Return all of the data exactly as given.

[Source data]
= = = = = = =

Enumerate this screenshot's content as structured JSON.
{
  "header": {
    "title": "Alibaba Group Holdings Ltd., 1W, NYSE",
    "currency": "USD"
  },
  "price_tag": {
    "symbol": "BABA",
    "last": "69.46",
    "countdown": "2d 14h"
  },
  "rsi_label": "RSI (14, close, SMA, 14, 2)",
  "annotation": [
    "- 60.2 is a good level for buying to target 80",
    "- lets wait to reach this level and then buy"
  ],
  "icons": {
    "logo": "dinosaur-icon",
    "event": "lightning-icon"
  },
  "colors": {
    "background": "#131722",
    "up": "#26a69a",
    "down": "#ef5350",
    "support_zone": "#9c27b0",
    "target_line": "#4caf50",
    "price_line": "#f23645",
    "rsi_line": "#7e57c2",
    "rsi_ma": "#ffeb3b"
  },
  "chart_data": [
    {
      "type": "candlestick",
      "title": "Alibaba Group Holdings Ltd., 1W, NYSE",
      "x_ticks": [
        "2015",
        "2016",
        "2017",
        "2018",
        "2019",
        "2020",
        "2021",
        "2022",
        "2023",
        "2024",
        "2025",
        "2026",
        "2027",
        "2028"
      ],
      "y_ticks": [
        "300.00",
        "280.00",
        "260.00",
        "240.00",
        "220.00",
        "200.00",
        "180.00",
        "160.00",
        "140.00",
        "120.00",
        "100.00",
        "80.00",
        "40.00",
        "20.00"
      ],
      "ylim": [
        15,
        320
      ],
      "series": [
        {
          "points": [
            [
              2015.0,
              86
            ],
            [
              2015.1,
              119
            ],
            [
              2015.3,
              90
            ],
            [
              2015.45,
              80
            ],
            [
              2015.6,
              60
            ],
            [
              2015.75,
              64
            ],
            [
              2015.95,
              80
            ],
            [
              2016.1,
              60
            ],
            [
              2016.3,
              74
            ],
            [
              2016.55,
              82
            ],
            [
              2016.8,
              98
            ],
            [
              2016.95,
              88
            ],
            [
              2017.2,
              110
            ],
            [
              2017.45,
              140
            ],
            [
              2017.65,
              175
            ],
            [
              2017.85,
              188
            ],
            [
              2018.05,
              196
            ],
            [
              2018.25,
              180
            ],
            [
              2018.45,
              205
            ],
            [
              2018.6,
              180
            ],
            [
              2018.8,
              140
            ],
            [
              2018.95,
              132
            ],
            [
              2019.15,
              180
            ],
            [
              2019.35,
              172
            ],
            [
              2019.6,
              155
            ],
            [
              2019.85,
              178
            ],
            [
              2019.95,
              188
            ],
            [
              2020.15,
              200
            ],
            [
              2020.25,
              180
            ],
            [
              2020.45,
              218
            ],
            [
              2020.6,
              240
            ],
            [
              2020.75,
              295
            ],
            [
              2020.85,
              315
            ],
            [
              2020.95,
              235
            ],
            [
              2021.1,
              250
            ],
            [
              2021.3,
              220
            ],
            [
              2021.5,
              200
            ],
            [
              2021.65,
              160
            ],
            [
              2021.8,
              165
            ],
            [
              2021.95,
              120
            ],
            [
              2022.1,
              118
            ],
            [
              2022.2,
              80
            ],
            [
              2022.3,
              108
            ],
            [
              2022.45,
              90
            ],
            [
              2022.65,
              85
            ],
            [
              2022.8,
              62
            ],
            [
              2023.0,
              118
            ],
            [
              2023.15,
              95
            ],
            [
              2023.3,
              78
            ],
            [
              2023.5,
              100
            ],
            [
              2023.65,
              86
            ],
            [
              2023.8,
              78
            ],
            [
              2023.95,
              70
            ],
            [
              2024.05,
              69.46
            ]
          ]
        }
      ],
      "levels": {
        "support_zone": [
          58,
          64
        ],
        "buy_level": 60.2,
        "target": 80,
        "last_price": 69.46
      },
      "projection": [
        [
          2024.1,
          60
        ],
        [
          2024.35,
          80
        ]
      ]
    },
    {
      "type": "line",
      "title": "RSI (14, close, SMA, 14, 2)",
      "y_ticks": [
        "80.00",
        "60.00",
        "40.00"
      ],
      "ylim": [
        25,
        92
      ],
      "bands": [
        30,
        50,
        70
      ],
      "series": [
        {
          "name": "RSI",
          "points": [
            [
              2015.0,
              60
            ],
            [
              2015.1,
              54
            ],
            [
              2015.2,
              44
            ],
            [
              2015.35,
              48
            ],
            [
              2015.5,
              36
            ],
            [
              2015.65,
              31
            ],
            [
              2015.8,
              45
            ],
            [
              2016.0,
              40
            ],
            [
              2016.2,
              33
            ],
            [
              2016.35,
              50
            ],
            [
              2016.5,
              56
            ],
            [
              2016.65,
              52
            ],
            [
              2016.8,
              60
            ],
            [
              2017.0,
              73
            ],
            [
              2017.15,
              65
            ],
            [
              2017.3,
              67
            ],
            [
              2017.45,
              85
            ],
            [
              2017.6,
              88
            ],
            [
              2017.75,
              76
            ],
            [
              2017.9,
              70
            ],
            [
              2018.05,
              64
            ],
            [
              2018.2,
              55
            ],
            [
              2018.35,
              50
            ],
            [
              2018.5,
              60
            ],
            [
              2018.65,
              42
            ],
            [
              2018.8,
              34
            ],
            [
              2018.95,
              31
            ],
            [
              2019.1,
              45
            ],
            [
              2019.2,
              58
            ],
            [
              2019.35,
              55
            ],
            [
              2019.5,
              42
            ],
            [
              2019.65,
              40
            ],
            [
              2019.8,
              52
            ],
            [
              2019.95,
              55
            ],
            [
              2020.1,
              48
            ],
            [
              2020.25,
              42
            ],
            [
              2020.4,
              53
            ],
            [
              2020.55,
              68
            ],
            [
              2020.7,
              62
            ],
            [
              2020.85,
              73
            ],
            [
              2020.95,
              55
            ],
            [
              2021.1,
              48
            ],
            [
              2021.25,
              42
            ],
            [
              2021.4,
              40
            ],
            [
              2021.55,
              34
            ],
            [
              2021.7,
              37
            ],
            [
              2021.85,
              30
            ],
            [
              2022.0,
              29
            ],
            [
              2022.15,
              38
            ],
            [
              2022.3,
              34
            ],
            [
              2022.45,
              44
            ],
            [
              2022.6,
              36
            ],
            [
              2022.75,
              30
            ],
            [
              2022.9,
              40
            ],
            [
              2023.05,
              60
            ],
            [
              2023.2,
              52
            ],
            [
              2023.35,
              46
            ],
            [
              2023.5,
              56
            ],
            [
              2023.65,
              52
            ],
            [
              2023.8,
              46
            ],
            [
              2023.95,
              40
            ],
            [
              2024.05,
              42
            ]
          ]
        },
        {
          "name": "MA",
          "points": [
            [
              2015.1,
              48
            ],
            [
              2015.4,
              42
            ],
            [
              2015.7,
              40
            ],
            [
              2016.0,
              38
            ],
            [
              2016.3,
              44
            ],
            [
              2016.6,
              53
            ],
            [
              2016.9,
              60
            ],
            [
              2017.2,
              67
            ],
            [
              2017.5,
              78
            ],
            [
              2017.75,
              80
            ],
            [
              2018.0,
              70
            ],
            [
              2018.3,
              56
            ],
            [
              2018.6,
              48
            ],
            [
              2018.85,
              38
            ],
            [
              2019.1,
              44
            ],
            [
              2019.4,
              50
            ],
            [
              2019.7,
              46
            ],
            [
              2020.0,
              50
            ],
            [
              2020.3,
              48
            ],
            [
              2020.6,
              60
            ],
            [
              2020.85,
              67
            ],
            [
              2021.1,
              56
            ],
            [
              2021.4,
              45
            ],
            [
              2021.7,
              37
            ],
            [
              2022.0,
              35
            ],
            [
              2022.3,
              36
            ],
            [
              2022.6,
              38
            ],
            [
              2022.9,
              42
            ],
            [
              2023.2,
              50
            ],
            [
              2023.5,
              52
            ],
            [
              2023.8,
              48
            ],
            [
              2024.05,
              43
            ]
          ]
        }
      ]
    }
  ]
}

= = = = = = =

(Solution to the exercise):
Enumerate this screenshot's content as structured JSON.
{
  "header": {
    "title": "Alibaba Group Holdings Ltd., 1W, NYSE",
    "currency": "USD"
  },
  "price_tag": {
    "symbol": "BABA",
    "last": "69.46",
    "countdown": "2d 14h"
  },
  "rsi_label": "RSI (14, close, SMA, 14, 2)",
  "annotation": [
    "- 60.2 is a good level for buying to target 80",
    "- lets wait to reach this level and then buy"
  ],
  "icons": {
    "logo": "dinosaur-icon",
    "event": "lightning-icon"
  },
  "colors": {
    "background": "#131722",
    "up": "#26a69a",
    "down": "#ef5350",
    "support_zone": "#9c27b0",
    "target_line": "#4caf50",
    "price_line": "#f23645",
    "rsi_line": "#7e57c2",
    "rsi_ma": "#ffeb3b"
  },
  "chart_data": [
    {
      "type": "candlestick",
      "title": "Alibaba Group Holdings Ltd., 1W, NYSE",
      "x_ticks": [
        "2015",
        "2016",
        "2017",
        "2018",
        "2019",
        "2020",
        "2021",
        "2022",
        "2023",
        "2024",
        "2025",
        "2026",
        "2027",
        "2028"
      ],
      "y_ticks": [
        "300.00",
        "280.00",
        "260.00",
        "240.00",
        "220.00",
        "200.00",
        "180.00",
        "160.00",
        "140.00",
        "120.00",
        "100.00",
        "80.00",
        "40.00",
        "20.00"
      ],
      "ylim": [
        15,
        320
      ],
      "series": [
        {
          "points": [
            [
              2015.0,
              86
            ],
            [
              2015.1,
              119
            ],
            [
              2015.3,
              90
            ],
            [
              2015.45,
              80
            ],
            [
              2015.6,
              60
            ],
            [
              2015.75,
              64
            ],
            [
              2015.95,
              80
            ],
            [
              2016.1,
              60
            ],
            [
              2016.3,
              74
            ],
            [
              2016.55,
              82
            ],
            [
              2016.8,
              98
            ],
            [
              2016.95,
              88
            ],
            [
              2017.2,
              110
            ],
            [
              2017.45,
              140
            ],
            [
              2017.65,
              175
            ],
            [
              2017.85,
              188
            ],
            [
              2018.05,
              196
            ],
            [
              2018.25,
              180
            ],
            [
              2018.45,
              205
            ],
            [
              2018.6,
              180
            ],
            [
              2018.8,
              140
            ],
            [
              2018.95,
              132
            ],
            [
              2019.15,
              180
            ],
            [
              2019.35,
              172
            ],
            [
              2019.6,
              155
            ],
            [
              2019.85,
              178
            ],
            [
              2019.95,
              188
            ],
            [
              2020.15,
              200
            ],
            [
              2020.25,
              180
            ],
            [
              2020.45,
              218
            ],
            [
              2020.6,
              240
            ],
            [
              2020.75,
              295
            ],
            [
              2020.85,
              315
            ],
            [
              2020.95,
              235
            ],
            [
              2021.1,
              250
            ],
            [
              2021.3,
              220
            ],
            [
              2021.5,
              200
            ],
            [
              2021.65,
              160
            ],
            [
              2021.8,
              165
            ],
            [
              2021.95,
              120
            ],
            [
              2022.1,
              118
            ],
            [
              2022.2,
              80
            ],
            [
              2022.3,
              108
            ],
            [
              2022.45,
              90
            ],
            [
              2022.65,
              85
            ],
            [
              2022.8,
              62
            ],
            [
              2023.0,
              118
            ],
            [
              2023.15,
              95
            ],
            [
              2023.3,
              78
            ],
            [
              2023.5,
              100
            ],
            [
              2023.65,
              86
            ],
            [
              2023.8,
              78
            ],
            [
              2023.95,
              70
            ],
            [
              2024.05,
              69.46
            ]
          ]
        }
      ],
      "levels": {
        "support_zone": [
          58,
          64
        ],
        "buy_level": 60.2,
        "target": 80,
        "last_price": 69.46
      },
      "projection": [
        [
          2024.1,
          60
        ],
        [
          2024.35,
          80
        ]
      ]
    },
    {
      "type": "line",
      "title": "RSI (14, close, SMA, 14, 2)",
      "y_ticks": [
        "80.00",
        "60.00",
        "40.00"
      ],
      "ylim": [
        25,
        92
      ],
      "bands": [
        30,
        50,
        70
      ],
      "series": [
        {
          "name": "RSI",
          "points": [
            [
              2015.0,
              60
            ],
            [
              2015.1,
              54
            ],
            [
              2015.2,
              44
            ],
            [
              2015.35,
              48
            ],
            [
              2015.5,
              36
            ],
            [
              2015.65,
              31
            ],
            [
              2015.8,
              45
            ],
            [
              2016.0,
              40
            ],
            [
              2016.2,
              33
            ],
            [
              2016.35,
              50
            ],
            [
              2016.5,
              56
            ],
            [
              2016.65,
              52
            ],
            [
              2016.8,
              60
            ],
            [
              2017.0,
              73
            ],
            [
              2017.15,
              65
            ],
            [
              2017.3,
              67
            ],
            [
              2017.45,
              85
            ],
            [
              2017.6,
              88
            ],
            [
              2017.75,
              76
            ],
            [
              2017.9,
              70
            ],
            [
              2018.05,
              64
            ],
            [
              2018.2,
              55
            ],
            [
              2018.35,
              50
            ],
            [
              2018.5,
              60
            ],
            [
              2018.65,
              42
            ],
            [
              2018.8,
              34
            ],
            [
              2018.95,
              31
            ],
            [
              2019.1,
              45
            ],
            [
              2019.2,
              58
            ],
            [
              2019.35,
              55
            ],
            [
              2019.5,
              42
            ],
            [
              2019.65,
              40
            ],
            [
              2019.8,
              52
            ],
            [
              2019.95,
              55
            ],
            [
              2020.1,
              48
            ],
            [
              2020.25,
              42
            ],
            [
              2020.4,
              53
            ],
            [
              2020.55,
              68
            ],
            [
              2020.7,
              62
            ],
            [
              2020.85,
              73
            ],
            [
              2020.95,
              55
            ],
            [
              2021.1,
              48
            ],
            [
              2021.25,
              42
            ],
            [
              2021.4,
              40
            ],
            [
              2021.55,
              34
            ],
            [
              2021.7,
              37
            ],
            [
              2021.85,
              30
            ],
            [
              2022.0,
              29
            ],
            [
              2022.15,
              38
            ],
            [
              2022.3,
              34
            ],
            [
              2022.45,
              44
            ],
            [
              2022.6,
              36
            ],
            [
              2022.75,
              30
            ],
            [
              2022.9,
              40
            ],
            [
              2023.05,
              60
            ],
            [
              2023.2,
              52
            ],
            [
              2023.35,
              46
            ],
            [
              2023.5,
              56
            ],
            [
              2023.65,
              52
            ],
            [
              2023.8,
              46
            ],
            [
              2023.95,
              40
            ],
            [
              2024.05,
              42
            ]
          ]
        },
        {
          "name": "MA",
          "points": [
            [
              2015.1,
              48
            ],
            [
              2015.4,
              42
            ],
            [
              2015.7,
              40
            ],
            [
              2016.0,
              38
            ],
            [
              2016.3,
              44
            ],
            [
              2016.6,
              53
            ],
            [
              2016.9,
              60
            ],
            [
              2017.2,
              67
            ],
            [
              2017.5,
              78
            ],
            [
              2017.75,
              80
            ],
            [
              2018.0,
              70
            ],
            [
              2018.3,
              56
            ],
            [
              2018.6,
              48
            ],
            [
              2018.85,
              38
            ],
            [
              2019.1,
              44
            ],
            [
              2019.4,
              50
            ],
            [
              2019.7,
              46
            ],
            [
              2020.0,
              50
            ],
            [
              2020.3,
              48
            ],
            [
              2020.6,
              60
            ],
            [
              2020.85,
              67
            ],
            [
              2021.1,
              56
            ],
            [
              2021.4,
              45
            ],
            [
              2021.7,
              37
            ],
            [
              2022.0,
              35
            ],
            [
              2022.3,
              36
            ],
            [
              2022.6,
              38
            ],
            [
              2022.9,
              42
            ],
            [
              2023.2,
              50
            ],
            [
              2023.5,
              52
            ],
            [
              2023.8,
              48
            ],
            [
              2024.05,
              43
            ]
          ]
        }
      ]
    }
  ]
}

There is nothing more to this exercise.